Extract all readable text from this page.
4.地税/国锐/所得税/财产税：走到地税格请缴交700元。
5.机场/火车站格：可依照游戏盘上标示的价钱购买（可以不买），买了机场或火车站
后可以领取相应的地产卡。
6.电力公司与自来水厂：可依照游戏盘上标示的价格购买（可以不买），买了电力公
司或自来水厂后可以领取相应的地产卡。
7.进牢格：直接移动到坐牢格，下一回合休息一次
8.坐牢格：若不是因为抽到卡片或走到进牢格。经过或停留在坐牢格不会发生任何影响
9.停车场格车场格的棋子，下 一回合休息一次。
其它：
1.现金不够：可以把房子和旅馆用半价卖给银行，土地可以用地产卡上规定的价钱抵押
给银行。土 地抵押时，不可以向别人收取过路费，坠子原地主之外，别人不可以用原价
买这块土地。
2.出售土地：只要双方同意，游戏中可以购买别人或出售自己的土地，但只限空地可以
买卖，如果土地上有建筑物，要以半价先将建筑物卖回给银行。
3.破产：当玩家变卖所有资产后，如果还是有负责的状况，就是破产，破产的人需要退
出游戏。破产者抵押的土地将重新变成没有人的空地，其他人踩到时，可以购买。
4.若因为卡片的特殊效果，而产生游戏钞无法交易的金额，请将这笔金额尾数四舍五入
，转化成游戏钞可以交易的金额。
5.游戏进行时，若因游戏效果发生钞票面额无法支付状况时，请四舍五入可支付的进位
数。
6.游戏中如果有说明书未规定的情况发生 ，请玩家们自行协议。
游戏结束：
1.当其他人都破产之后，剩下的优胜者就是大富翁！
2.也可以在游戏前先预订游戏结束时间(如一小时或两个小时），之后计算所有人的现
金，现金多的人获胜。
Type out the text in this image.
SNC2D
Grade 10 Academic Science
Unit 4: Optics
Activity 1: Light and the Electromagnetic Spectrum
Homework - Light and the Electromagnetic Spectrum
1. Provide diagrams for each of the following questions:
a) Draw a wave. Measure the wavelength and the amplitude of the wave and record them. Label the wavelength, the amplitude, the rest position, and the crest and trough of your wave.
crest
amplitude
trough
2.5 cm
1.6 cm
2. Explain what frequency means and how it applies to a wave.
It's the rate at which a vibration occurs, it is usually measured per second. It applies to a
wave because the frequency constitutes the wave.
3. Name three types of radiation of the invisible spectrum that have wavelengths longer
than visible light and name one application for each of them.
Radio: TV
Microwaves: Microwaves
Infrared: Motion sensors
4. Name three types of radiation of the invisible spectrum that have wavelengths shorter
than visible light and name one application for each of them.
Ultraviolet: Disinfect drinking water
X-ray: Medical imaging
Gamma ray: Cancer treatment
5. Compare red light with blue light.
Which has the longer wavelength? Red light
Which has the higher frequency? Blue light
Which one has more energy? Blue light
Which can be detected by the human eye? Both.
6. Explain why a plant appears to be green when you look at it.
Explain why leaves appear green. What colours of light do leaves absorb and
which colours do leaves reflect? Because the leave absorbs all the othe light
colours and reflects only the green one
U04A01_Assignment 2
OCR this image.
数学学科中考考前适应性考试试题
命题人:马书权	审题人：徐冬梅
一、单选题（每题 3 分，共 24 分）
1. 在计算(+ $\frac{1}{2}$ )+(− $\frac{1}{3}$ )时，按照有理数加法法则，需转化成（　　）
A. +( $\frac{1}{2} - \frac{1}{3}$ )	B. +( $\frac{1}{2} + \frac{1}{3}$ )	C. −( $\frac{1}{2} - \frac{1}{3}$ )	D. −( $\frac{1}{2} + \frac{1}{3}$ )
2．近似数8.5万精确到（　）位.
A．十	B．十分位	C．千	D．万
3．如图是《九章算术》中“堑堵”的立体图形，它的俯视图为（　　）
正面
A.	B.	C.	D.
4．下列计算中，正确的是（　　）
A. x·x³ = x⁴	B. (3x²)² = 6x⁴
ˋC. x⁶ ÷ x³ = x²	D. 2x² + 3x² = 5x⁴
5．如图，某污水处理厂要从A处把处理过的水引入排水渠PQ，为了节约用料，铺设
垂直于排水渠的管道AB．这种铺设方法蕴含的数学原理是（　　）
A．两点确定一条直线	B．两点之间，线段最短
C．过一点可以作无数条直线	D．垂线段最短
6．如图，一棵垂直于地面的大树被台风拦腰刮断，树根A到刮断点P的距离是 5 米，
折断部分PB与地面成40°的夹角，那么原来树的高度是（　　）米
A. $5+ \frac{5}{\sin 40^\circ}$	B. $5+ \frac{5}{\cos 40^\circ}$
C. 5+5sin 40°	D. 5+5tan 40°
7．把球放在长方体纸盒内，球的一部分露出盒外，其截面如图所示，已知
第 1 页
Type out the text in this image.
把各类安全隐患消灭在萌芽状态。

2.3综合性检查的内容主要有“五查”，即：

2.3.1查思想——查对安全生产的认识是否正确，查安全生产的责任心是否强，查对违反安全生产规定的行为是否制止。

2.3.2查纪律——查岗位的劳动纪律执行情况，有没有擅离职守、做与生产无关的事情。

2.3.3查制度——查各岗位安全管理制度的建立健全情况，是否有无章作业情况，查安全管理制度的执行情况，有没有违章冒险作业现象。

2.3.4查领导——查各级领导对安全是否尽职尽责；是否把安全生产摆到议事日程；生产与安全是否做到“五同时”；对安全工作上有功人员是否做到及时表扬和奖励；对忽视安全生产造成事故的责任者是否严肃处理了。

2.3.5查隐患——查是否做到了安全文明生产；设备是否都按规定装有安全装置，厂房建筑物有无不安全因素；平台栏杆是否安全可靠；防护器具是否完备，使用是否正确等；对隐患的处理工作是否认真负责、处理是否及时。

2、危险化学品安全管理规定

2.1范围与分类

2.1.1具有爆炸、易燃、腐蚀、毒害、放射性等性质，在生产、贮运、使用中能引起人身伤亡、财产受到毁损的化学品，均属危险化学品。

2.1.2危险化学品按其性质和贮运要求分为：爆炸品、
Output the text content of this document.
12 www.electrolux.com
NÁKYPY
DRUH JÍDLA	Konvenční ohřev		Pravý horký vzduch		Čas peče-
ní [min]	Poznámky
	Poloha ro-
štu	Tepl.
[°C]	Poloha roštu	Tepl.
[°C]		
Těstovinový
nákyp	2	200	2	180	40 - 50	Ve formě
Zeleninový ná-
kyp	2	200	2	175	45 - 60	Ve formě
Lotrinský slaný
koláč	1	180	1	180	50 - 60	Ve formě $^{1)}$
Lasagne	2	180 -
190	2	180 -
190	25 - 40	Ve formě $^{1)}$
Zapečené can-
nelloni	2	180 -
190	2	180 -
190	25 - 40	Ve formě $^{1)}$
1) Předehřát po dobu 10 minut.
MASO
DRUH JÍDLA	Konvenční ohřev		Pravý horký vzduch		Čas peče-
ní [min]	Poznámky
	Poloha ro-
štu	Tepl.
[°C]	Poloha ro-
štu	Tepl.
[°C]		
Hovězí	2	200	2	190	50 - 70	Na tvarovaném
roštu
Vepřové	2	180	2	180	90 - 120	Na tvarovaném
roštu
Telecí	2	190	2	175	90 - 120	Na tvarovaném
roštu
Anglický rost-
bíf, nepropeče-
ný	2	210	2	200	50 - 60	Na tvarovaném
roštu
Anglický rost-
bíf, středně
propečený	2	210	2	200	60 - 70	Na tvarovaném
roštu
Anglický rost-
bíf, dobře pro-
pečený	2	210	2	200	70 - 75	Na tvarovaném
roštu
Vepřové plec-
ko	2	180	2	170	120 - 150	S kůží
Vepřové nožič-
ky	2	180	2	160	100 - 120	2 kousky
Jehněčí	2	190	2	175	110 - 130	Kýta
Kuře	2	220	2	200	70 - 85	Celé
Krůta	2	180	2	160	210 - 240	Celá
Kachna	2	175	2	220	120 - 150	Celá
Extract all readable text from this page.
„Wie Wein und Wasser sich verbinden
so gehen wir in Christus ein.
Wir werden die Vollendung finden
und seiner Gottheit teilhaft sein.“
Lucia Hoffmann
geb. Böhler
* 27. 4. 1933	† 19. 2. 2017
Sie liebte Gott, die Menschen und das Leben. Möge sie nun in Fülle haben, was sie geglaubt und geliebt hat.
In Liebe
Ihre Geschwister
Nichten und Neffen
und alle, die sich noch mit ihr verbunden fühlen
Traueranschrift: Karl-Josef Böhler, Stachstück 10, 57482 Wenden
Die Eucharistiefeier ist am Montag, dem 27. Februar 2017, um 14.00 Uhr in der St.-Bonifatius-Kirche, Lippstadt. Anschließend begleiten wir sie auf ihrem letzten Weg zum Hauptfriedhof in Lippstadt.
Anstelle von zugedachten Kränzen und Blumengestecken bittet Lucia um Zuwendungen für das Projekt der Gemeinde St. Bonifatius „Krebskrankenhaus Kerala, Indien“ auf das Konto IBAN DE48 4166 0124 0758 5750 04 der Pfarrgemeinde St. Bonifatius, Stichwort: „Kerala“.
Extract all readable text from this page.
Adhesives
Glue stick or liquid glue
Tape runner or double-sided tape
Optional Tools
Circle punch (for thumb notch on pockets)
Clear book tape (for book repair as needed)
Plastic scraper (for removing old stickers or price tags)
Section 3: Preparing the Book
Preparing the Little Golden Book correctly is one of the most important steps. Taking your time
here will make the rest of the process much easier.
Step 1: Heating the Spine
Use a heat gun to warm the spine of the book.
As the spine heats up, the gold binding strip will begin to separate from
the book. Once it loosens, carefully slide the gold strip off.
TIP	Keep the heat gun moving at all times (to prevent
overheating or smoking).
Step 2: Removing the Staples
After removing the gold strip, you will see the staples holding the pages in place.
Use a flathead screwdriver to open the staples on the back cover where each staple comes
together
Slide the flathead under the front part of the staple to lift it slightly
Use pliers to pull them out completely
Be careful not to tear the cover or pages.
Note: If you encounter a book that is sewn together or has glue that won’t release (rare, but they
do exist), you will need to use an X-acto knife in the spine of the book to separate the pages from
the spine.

====

Ascertain the number of lines in the entries that include the word "types", and report only that number.

* [SOLUTION TO THE PROBLEM]
2